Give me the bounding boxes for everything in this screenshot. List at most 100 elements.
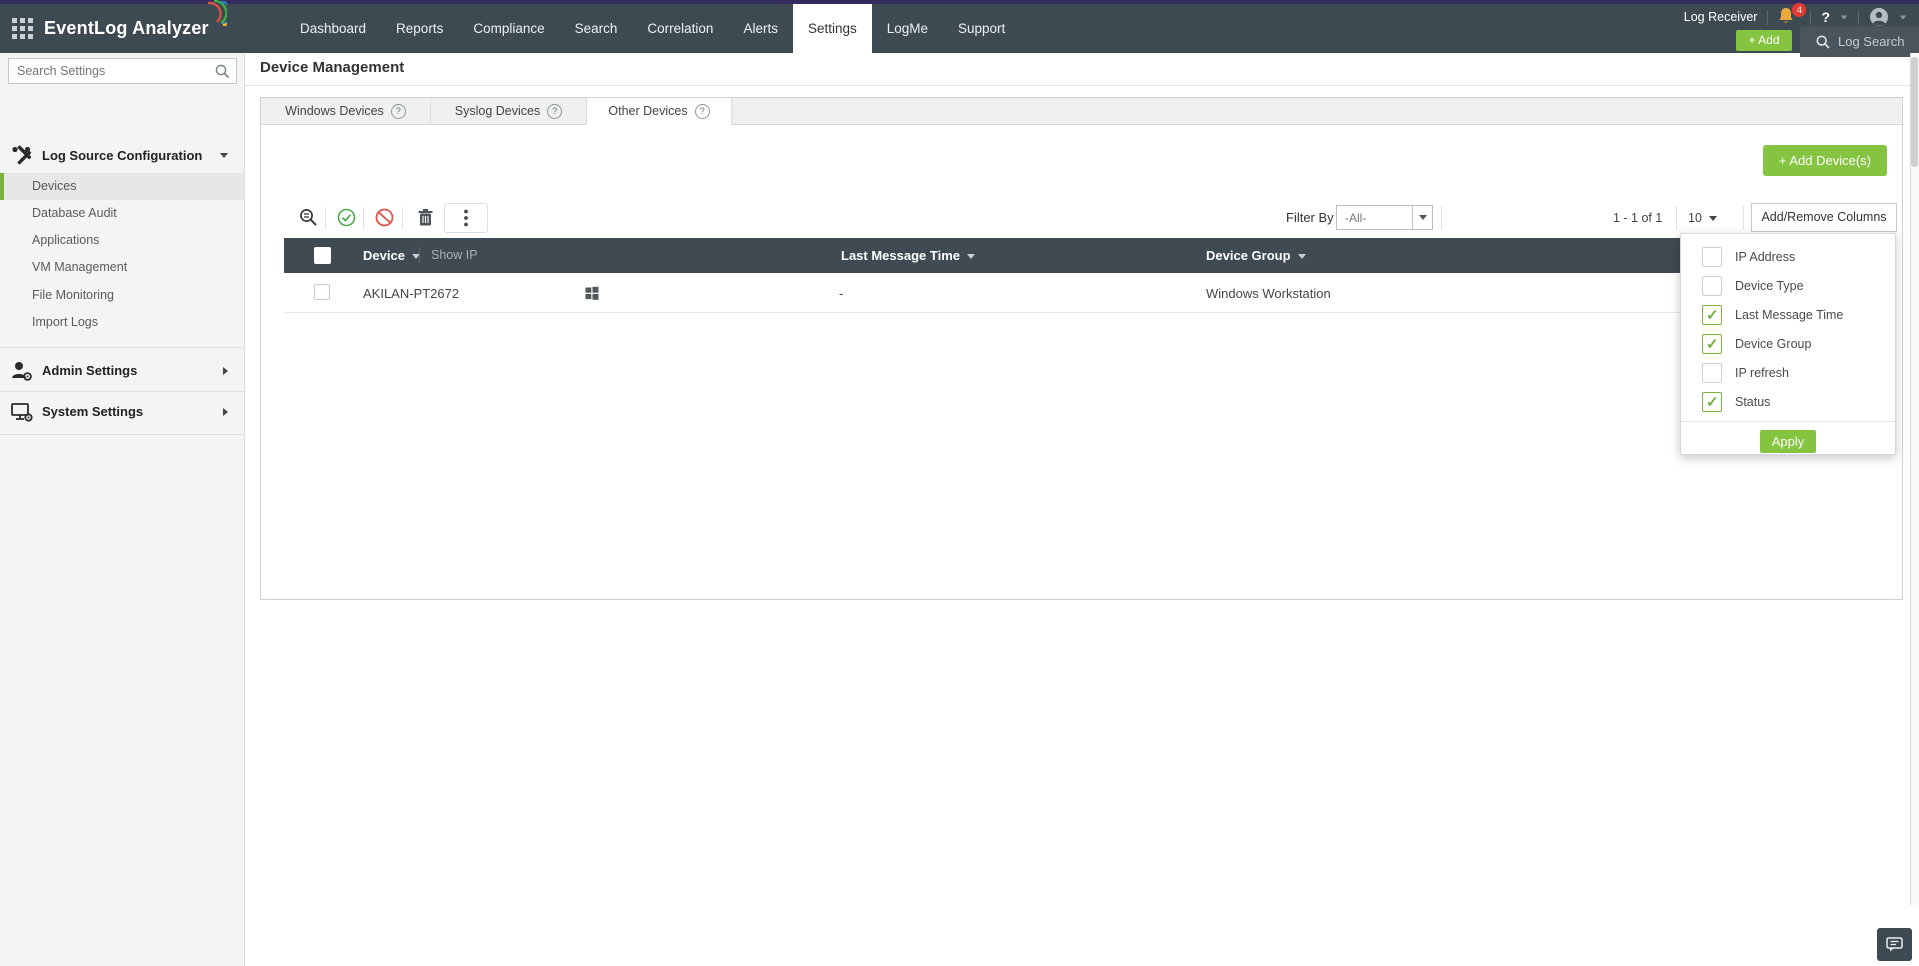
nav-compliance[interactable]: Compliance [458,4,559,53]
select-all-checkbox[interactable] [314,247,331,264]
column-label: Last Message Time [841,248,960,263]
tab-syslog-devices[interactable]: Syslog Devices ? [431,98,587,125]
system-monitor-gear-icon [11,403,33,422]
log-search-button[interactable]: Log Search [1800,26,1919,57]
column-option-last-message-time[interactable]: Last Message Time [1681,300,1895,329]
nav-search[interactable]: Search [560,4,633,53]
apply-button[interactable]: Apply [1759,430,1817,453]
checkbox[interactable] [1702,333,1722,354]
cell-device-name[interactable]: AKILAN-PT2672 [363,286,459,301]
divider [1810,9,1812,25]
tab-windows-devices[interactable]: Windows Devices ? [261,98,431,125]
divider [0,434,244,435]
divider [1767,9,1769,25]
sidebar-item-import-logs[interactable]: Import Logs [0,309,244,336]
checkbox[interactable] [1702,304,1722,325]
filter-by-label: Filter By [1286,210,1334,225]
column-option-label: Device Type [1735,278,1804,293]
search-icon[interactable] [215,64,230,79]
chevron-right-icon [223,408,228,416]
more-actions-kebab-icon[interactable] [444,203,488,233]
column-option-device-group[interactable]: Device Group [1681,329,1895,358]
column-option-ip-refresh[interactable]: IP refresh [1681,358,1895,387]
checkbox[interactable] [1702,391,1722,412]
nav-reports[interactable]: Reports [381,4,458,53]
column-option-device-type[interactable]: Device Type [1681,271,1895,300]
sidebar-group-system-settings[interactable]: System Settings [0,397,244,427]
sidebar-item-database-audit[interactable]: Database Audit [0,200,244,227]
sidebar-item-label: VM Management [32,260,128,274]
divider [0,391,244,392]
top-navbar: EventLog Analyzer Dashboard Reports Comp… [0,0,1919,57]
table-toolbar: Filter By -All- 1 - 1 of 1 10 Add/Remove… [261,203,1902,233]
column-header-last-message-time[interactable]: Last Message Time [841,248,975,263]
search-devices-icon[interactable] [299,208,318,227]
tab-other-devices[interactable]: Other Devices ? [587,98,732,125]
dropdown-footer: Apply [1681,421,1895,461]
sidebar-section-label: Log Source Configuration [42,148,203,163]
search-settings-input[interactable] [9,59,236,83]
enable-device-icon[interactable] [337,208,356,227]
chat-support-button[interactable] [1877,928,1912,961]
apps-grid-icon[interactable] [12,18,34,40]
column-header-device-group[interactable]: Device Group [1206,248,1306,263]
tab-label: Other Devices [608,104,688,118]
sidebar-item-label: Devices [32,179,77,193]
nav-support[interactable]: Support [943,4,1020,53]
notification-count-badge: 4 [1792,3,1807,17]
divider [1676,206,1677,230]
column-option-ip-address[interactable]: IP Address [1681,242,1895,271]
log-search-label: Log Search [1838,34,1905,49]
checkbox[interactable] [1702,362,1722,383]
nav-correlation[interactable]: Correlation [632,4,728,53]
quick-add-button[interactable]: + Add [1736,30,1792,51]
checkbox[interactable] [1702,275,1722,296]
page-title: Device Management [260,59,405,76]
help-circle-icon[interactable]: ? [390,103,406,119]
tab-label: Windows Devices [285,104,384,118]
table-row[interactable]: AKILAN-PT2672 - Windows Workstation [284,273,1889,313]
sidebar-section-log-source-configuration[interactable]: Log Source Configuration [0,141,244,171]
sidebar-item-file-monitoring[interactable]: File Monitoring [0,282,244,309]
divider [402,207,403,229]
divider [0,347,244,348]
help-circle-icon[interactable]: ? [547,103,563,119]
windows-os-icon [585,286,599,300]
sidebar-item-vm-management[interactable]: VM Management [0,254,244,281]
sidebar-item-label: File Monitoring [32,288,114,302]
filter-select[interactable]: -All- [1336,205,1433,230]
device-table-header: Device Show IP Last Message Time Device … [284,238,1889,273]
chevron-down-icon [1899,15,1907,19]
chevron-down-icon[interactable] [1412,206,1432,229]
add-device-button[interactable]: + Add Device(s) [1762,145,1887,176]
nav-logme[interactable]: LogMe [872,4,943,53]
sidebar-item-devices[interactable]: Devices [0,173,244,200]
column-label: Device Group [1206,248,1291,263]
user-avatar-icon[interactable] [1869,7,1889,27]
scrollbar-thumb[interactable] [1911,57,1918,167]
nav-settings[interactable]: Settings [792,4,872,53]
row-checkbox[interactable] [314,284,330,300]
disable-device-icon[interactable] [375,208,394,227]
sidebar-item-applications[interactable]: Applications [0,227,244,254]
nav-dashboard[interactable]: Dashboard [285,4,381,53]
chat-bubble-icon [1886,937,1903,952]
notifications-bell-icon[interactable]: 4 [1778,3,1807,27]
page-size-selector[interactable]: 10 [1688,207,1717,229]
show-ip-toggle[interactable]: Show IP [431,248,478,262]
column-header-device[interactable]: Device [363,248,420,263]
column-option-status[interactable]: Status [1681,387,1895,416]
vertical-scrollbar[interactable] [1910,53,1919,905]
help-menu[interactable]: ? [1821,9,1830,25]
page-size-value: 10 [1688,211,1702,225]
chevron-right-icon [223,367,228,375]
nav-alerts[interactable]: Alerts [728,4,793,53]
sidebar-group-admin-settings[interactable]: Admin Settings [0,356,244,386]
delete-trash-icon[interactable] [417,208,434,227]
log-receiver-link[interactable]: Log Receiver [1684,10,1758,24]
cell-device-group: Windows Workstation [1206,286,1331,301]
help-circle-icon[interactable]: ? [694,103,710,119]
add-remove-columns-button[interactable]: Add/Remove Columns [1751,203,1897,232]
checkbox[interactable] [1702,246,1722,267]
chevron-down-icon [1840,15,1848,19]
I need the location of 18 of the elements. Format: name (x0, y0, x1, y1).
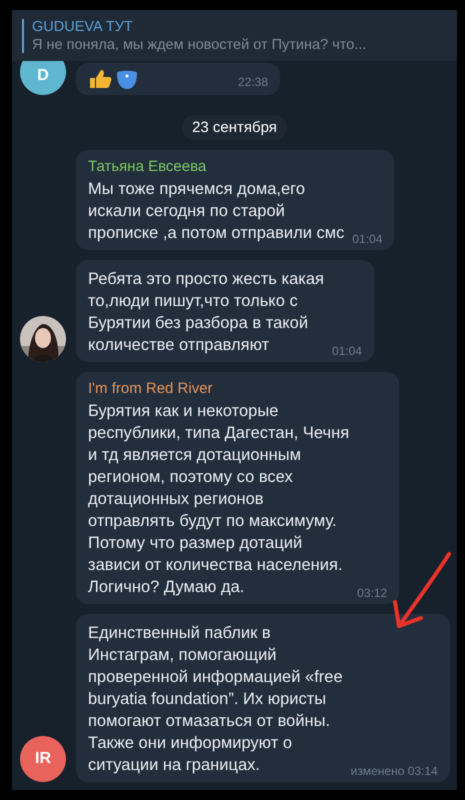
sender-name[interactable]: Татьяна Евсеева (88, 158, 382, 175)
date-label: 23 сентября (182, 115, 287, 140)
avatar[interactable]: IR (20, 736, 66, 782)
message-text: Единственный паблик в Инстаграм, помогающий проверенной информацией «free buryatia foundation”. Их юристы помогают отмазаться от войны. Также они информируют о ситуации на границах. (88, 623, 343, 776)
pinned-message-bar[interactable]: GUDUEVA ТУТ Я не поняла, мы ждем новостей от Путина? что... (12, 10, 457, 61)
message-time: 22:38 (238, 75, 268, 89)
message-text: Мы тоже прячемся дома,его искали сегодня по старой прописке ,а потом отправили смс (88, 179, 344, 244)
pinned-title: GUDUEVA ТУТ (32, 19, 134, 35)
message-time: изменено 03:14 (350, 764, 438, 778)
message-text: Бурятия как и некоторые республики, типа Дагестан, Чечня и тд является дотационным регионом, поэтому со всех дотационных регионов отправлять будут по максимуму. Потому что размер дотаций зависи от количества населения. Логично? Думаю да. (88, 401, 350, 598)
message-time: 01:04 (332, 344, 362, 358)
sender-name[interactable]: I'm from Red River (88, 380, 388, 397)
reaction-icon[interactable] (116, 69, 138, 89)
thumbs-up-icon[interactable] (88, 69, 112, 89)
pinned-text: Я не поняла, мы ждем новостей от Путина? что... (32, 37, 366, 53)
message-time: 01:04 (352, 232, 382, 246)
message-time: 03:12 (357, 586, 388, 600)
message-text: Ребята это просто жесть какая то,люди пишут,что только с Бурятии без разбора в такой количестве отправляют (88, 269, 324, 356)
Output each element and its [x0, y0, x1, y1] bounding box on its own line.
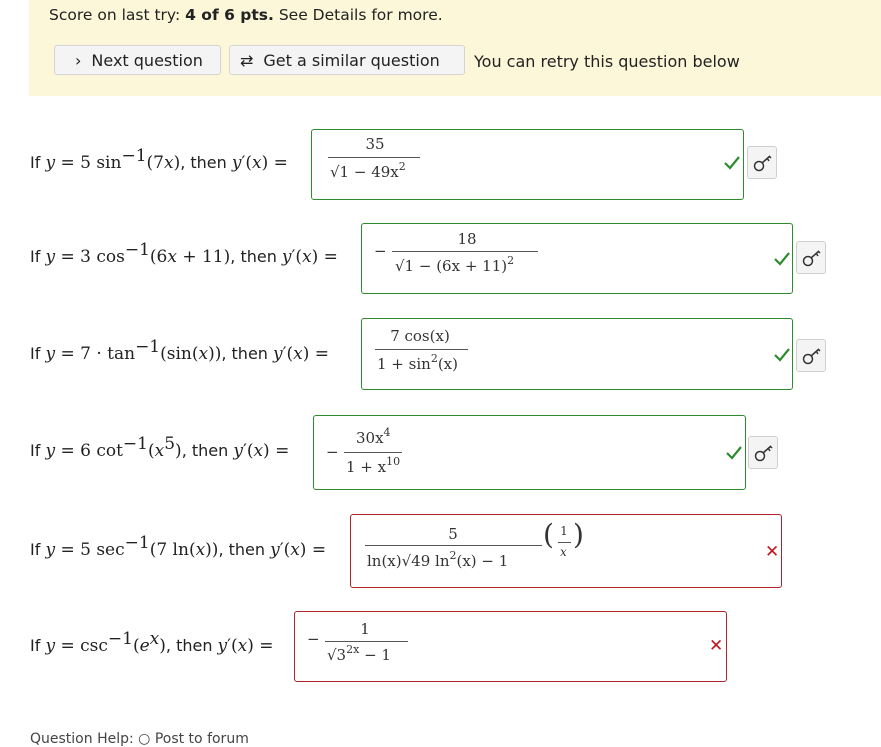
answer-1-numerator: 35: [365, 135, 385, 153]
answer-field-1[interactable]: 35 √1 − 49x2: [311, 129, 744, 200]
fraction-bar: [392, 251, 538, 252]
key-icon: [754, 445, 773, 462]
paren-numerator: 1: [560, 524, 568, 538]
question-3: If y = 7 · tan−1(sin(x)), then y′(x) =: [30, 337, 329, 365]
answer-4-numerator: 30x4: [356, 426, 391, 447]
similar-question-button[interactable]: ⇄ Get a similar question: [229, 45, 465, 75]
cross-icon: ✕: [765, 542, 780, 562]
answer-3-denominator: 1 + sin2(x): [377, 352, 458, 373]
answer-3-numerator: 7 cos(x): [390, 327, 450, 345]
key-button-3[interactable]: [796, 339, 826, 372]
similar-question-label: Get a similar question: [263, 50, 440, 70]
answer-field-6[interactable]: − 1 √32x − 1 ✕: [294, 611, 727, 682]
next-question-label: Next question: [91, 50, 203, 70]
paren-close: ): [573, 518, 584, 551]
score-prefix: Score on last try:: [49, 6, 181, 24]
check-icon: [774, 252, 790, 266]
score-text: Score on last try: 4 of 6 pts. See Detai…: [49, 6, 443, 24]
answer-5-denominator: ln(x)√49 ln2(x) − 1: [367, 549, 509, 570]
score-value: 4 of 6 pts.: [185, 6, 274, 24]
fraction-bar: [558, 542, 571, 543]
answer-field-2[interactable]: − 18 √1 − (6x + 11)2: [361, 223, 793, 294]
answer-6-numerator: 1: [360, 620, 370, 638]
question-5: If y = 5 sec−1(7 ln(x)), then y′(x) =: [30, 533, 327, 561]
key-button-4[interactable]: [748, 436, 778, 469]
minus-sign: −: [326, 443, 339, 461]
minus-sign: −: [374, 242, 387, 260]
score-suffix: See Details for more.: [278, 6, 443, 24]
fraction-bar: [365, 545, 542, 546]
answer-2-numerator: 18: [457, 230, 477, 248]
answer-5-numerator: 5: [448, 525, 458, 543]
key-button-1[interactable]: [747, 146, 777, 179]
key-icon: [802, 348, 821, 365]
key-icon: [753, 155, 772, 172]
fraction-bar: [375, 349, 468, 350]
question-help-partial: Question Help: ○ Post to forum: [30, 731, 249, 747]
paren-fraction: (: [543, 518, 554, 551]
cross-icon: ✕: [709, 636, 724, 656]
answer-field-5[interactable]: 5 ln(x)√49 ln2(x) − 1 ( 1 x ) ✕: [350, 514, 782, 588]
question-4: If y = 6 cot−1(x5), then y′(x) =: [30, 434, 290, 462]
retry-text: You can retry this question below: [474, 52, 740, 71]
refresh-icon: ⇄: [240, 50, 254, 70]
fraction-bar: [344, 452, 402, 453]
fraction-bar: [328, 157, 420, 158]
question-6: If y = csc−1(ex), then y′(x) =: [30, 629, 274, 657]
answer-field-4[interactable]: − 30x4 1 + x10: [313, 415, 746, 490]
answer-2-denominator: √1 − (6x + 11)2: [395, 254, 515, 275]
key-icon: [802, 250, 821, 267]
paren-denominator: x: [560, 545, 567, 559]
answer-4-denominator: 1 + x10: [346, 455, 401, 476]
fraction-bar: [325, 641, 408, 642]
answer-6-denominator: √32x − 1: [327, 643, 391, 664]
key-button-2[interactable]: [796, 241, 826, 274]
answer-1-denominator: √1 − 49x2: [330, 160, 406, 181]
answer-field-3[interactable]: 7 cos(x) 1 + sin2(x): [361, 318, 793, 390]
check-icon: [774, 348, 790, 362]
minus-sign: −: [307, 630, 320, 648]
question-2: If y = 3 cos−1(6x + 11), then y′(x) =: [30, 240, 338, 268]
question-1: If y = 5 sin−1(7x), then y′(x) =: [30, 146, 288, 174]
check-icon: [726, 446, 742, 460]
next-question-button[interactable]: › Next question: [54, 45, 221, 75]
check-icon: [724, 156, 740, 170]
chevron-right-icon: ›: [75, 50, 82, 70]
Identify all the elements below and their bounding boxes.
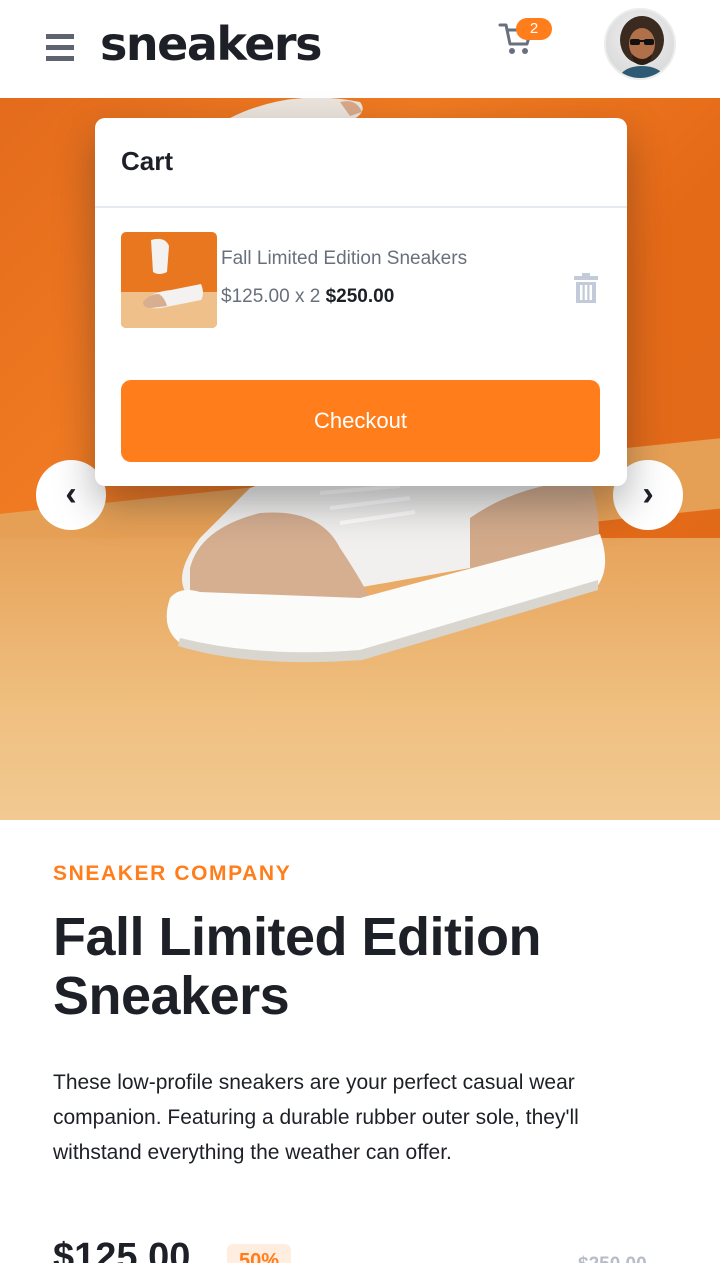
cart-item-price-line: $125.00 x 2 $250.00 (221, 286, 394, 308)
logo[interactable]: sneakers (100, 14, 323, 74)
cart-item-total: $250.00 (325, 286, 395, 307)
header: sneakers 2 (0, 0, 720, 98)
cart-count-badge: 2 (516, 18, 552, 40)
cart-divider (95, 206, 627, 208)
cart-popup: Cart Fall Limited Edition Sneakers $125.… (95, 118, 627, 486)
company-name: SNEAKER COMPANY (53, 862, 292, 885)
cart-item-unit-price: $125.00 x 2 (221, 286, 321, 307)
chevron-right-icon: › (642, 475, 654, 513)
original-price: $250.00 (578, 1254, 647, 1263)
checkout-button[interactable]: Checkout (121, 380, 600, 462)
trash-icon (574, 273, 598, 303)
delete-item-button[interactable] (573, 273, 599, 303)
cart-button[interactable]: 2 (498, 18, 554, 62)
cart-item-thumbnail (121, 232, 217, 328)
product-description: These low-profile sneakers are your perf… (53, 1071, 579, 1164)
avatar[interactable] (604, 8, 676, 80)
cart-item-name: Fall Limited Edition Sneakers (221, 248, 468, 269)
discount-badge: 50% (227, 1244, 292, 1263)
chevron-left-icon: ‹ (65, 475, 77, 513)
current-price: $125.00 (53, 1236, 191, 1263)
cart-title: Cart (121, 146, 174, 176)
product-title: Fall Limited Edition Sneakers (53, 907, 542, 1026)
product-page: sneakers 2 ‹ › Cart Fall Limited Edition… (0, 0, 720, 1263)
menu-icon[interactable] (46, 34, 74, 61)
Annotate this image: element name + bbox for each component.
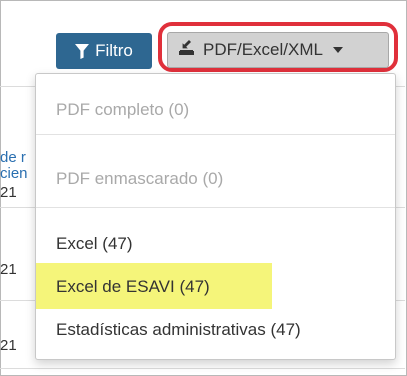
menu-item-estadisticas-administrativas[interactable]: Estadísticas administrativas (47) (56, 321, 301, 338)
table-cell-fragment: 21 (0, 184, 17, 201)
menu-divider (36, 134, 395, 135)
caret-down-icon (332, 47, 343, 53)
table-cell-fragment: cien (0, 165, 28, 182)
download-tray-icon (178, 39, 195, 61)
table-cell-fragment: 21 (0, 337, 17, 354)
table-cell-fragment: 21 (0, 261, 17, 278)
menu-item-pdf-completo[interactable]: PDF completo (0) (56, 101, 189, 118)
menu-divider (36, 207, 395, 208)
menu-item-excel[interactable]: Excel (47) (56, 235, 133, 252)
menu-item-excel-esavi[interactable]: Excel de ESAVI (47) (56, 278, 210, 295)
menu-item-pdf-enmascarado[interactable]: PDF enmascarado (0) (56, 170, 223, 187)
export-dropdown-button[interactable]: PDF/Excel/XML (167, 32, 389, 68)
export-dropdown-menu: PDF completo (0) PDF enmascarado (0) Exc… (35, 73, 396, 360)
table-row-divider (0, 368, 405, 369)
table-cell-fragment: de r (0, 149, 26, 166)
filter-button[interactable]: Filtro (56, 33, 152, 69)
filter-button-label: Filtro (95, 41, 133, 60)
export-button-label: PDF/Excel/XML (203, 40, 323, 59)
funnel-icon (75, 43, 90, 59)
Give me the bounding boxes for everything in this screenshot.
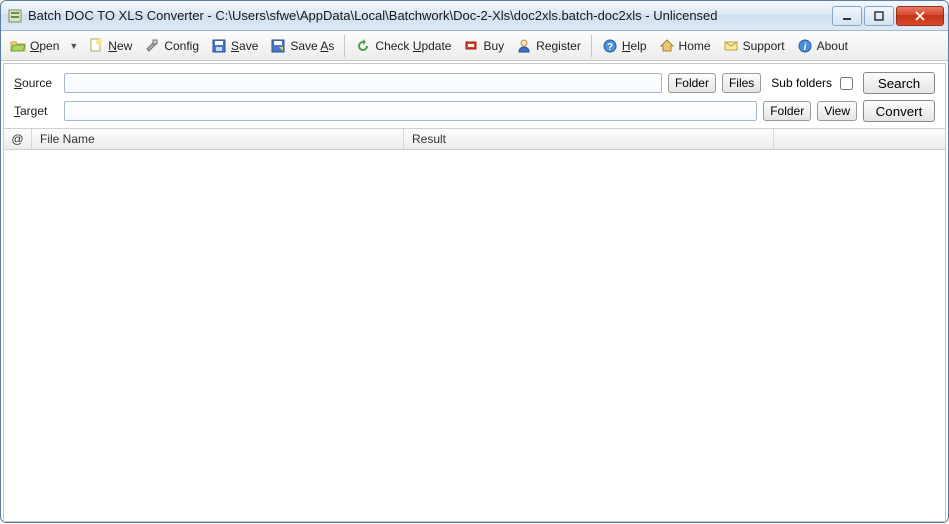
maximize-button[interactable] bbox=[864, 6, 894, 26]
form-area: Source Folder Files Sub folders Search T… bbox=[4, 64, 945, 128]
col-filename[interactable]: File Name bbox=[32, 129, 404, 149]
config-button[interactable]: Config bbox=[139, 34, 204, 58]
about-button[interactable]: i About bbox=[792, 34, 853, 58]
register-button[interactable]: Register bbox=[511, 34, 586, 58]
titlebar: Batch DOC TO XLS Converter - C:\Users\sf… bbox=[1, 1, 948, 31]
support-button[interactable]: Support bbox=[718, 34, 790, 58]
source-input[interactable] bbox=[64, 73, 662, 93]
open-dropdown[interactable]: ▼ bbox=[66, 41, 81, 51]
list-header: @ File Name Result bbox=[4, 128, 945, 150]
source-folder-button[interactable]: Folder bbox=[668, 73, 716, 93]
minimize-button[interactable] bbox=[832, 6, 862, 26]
- - - -
Work to complete: Put the material into a JSON list of strings, one string per line and with blank lines omitted, beginning at the line that contains "sender-name[interactable]: Татьяна Евсеева" and stopping after the line that contains "avatar[interactable]: IR (20, 736, 66, 782)".

Full response:
[
  "sender-name[interactable]: Татьяна Евсеева (88, 158, 382, 175)",
  "date-label: 23 сентября (182, 115, 287, 140)",
  "avatar[interactable]: IR (20, 736, 66, 782)"
]